Instructions to follow →
Look through the data below. Pick out the lines holding the string "heading".

Material shown →
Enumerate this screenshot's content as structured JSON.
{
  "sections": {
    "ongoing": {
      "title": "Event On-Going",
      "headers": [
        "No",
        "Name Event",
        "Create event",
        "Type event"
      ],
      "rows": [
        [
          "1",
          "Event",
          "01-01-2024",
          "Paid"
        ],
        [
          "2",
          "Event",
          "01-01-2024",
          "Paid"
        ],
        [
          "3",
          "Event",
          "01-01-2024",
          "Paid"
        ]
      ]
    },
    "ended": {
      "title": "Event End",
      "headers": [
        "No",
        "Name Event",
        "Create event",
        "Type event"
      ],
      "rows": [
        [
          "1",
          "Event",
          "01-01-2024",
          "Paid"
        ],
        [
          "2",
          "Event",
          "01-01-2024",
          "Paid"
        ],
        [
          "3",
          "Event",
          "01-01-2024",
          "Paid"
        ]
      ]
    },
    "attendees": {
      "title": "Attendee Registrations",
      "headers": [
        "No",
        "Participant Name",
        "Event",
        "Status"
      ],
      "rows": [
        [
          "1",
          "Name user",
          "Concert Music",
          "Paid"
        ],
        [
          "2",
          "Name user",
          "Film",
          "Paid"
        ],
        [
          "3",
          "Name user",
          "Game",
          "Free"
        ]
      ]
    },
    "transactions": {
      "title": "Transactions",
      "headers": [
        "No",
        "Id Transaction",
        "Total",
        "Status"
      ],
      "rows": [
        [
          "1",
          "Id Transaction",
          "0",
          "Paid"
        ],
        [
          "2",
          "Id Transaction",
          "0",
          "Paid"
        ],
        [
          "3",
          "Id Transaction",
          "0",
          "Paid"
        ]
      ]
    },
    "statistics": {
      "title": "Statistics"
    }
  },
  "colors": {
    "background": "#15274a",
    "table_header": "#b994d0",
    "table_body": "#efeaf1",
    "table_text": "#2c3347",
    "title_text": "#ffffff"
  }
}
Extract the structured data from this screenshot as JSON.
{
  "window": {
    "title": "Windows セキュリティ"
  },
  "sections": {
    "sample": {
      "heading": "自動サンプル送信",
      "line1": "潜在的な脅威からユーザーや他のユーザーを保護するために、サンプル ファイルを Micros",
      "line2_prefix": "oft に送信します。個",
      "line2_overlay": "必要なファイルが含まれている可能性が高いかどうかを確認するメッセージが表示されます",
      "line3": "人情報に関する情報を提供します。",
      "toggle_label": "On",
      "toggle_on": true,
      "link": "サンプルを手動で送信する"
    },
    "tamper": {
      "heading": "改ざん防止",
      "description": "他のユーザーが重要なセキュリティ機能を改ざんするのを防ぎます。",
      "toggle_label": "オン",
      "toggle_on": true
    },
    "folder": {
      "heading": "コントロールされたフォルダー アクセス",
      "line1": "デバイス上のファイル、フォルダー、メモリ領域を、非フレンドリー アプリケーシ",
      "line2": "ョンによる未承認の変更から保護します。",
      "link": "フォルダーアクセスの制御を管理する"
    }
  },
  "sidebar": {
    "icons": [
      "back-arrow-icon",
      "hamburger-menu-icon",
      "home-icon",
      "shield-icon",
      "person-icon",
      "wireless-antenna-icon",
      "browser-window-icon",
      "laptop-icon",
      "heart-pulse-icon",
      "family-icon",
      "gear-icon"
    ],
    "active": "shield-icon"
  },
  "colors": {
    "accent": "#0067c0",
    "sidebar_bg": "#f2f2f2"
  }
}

Complete answer →
      "heading": "自動サンプル送信",
      "heading": "改ざん防止",
      "heading": "コントロールされたフォルダー アクセス",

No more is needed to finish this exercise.